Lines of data
· · ·
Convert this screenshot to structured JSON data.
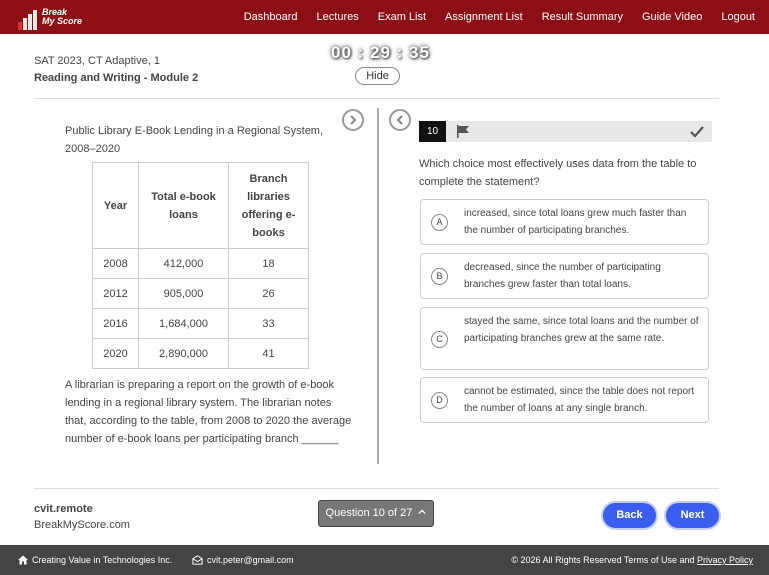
{
  "brand": {
    "line1": "Break",
    "line2": "My Score"
  },
  "nav": {
    "items": [
      "Dashboard",
      "Lectures",
      "Exam List",
      "Assignment List",
      "Result Summary",
      "Guide Video",
      "Logout"
    ]
  },
  "header": {
    "exam_name": "SAT 2023, CT Adaptive, 1",
    "module_name": "Reading and Writing - Module 2",
    "timer": "00 : 29 : 35",
    "hide_label": "Hide"
  },
  "passage": {
    "table_title": "Public Library E-Book Lending in a Regional System, 2008–2020",
    "columns": [
      "Year",
      "Total e-book loans",
      "Branch libraries offering e-books"
    ],
    "rows": [
      [
        "2008",
        "412,000",
        "18"
      ],
      [
        "2012",
        "905,000",
        "26"
      ],
      [
        "2016",
        "1,684,000",
        "33"
      ],
      [
        "2020",
        "2,890,000",
        "41"
      ]
    ],
    "text": "A librarian is preparing a report on the growth of e-book lending in a regional library system. The librarian notes that, according to the table, from 2008 to 2020 the average number of e-book loans per participating branch ______"
  },
  "question": {
    "number": "10",
    "prompt": "Which choice most effectively uses data from the table to complete the statement?",
    "options": [
      {
        "letter": "A",
        "text": "increased, since total loans grew much faster than the number of participating branches."
      },
      {
        "letter": "B",
        "text": "decreased, since the number of participating branches grew faster than total loans."
      },
      {
        "letter": "C",
        "text": "stayed the same, since total loans and the number of participating branches grew at the same rate."
      },
      {
        "letter": "D",
        "text": "cannot be estimated, since the table does not report the number of loans at any single branch."
      }
    ]
  },
  "footer": {
    "user": "cvit.remote",
    "site": "BreakMyScore.com",
    "question_nav": "Question 10 of 27",
    "back": "Back",
    "next": "Next"
  },
  "bottombar": {
    "company": "Creating Value in Technologies Inc.",
    "email": "cvit.peter@gmail.com",
    "rights": "© 2026 All Rights Reserved Terms of Use and",
    "privacy": "Privacy Policy"
  },
  "colors": {
    "nav_bg": "#8b0f14",
    "button_blue": "#3b5ef0",
    "footer_bg": "#444444"
  }
}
· · ·
Short task:
Your job is to transcribe the entries above exactly; skip the pictures.

Reply to the task:
Convert this screenshot to structured JSON data.
{
  "brand": {
    "line1": "Break",
    "line2": "My Score"
  },
  "nav": {
    "items": [
      "Dashboard",
      "Lectures",
      "Exam List",
      "Assignment List",
      "Result Summary",
      "Guide Video",
      "Logout"
    ]
  },
  "header": {
    "exam_name": "SAT 2023, CT Adaptive, 1",
    "module_name": "Reading and Writing - Module 2",
    "timer": "00 : 29 : 35",
    "hide_label": "Hide"
  },
  "passage": {
    "table_title": "Public Library E-Book Lending in a Regional System, 2008–2020",
    "columns": [
      "Year",
      "Total e-book loans",
      "Branch libraries offering e-books"
    ],
    "rows": [
      [
        "2008",
        "412,000",
        "18"
      ],
      [
        "2012",
        "905,000",
        "26"
      ],
      [
        "2016",
        "1,684,000",
        "33"
      ],
      [
        "2020",
        "2,890,000",
        "41"
      ]
    ],
    "text": "A librarian is preparing a report on the growth of e-book lending in a regional library system. The librarian notes that, according to the table, from 2008 to 2020 the average number of e-book loans per participating branch ______"
  },
  "question": {
    "number": "10",
    "prompt": "Which choice most effectively uses data from the table to complete the statement?",
    "options": [
      {
        "letter": "A",
        "text": "increased, since total loans grew much faster than the number of participating branches."
      },
      {
        "letter": "B",
        "text": "decreased, since the number of participating branches grew faster than total loans."
      },
      {
        "letter": "C",
        "text": "stayed the same, since total loans and the number of participating branches grew at the same rate."
      },
      {
        "letter": "D",
        "text": "cannot be estimated, since the table does not report the number of loans at any single branch."
      }
    ]
  },
  "footer": {
    "user": "cvit.remote",
    "site": "BreakMyScore.com",
    "question_nav": "Question 10 of 27",
    "back": "Back",
    "next": "Next"
  },
  "bottombar": {
    "company": "Creating Value in Technologies Inc.",
    "email": "cvit.peter@gmail.com",
    "rights": "© 2026 All Rights Reserved Terms of Use and",
    "privacy": "Privacy Policy"
  },
  "colors": {
    "nav_bg": "#8b0f14",
    "button_blue": "#3b5ef0",
    "footer_bg": "#444444"
  }
}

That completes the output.